GIVEN RECORDS: Begin

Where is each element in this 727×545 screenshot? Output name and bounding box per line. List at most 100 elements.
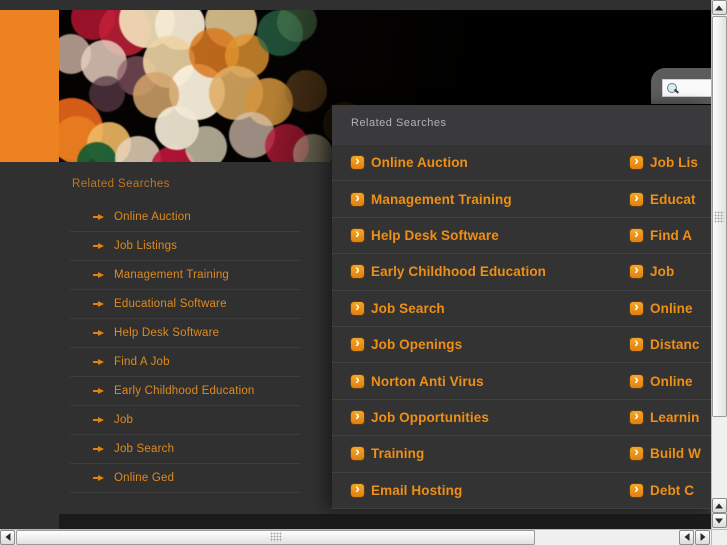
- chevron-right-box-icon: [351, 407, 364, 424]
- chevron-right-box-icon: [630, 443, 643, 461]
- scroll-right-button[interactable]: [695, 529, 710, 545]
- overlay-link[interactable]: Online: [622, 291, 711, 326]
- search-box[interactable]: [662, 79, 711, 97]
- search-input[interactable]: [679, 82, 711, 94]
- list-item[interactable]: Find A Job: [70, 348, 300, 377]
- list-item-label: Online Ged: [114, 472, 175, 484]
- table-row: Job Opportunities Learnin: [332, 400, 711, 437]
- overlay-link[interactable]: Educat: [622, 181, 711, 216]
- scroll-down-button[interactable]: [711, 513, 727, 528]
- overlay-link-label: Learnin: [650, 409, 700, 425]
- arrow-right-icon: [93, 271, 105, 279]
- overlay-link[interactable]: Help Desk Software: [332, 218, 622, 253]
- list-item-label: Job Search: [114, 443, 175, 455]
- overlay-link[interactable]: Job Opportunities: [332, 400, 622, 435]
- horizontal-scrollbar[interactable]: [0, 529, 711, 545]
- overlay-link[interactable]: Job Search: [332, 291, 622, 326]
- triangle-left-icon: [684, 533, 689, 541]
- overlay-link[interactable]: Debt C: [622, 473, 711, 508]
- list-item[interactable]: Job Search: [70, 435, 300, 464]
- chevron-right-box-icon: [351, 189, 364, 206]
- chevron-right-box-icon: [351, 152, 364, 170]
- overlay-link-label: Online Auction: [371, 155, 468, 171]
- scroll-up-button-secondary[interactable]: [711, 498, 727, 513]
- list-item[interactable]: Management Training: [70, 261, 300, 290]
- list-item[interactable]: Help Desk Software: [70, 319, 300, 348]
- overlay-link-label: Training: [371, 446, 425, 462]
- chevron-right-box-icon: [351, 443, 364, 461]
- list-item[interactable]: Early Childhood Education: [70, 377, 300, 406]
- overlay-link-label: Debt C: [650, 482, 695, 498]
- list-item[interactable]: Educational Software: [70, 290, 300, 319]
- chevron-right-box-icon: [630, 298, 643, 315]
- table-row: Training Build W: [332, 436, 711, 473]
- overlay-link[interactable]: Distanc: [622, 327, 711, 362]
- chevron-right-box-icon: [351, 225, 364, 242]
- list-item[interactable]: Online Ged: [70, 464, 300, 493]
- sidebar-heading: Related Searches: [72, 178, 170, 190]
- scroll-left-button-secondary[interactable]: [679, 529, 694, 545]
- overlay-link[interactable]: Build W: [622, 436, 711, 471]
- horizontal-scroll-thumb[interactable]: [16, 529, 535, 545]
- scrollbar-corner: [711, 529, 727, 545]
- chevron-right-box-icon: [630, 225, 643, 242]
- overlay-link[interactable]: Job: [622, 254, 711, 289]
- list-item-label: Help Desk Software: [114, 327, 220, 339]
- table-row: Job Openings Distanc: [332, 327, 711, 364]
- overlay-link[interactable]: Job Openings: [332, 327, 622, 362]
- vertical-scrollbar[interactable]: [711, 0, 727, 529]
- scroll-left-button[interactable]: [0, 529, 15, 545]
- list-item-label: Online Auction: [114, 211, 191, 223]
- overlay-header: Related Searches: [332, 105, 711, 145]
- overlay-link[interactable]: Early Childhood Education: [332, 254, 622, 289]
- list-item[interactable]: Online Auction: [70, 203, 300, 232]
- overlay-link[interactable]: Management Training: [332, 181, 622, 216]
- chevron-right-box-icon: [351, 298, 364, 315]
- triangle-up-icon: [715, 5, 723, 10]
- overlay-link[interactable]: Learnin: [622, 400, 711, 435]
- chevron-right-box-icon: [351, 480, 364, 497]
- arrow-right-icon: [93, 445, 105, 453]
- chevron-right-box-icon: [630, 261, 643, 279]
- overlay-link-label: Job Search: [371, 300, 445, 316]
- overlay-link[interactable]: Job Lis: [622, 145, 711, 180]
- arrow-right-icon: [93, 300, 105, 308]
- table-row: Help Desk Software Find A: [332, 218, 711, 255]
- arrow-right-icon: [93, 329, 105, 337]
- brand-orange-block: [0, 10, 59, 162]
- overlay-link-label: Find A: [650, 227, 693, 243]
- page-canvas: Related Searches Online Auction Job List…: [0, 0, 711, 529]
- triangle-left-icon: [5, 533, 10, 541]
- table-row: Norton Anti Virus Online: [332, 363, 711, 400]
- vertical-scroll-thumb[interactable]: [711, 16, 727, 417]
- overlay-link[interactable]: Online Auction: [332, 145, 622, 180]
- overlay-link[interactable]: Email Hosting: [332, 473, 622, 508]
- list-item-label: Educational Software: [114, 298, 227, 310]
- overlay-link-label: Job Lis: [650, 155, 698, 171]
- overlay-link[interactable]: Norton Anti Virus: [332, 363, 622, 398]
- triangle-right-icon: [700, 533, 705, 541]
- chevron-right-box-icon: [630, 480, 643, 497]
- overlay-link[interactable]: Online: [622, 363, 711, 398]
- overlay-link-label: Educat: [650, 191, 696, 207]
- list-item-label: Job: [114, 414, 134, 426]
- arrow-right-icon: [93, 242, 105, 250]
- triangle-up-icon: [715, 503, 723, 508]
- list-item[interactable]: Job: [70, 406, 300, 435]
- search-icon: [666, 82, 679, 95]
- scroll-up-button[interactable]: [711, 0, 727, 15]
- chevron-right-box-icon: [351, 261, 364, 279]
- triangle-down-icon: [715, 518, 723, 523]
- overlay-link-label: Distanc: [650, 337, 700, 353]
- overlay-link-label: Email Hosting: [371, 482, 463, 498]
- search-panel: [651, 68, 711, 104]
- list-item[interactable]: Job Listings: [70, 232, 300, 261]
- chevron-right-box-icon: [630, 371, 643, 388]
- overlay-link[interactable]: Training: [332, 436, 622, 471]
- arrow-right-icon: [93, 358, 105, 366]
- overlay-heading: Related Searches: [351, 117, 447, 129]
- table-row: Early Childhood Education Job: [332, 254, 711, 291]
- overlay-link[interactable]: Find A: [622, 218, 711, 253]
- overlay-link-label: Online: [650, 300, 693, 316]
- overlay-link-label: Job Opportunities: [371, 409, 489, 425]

GIVEN RECORDS: End

When the word "Debt" turns up on a line of the material above, copy that line.

- overlay-link[interactable]: Debt C: [622, 473, 711, 508]
- overlay-link-label: Debt C: [650, 482, 695, 498]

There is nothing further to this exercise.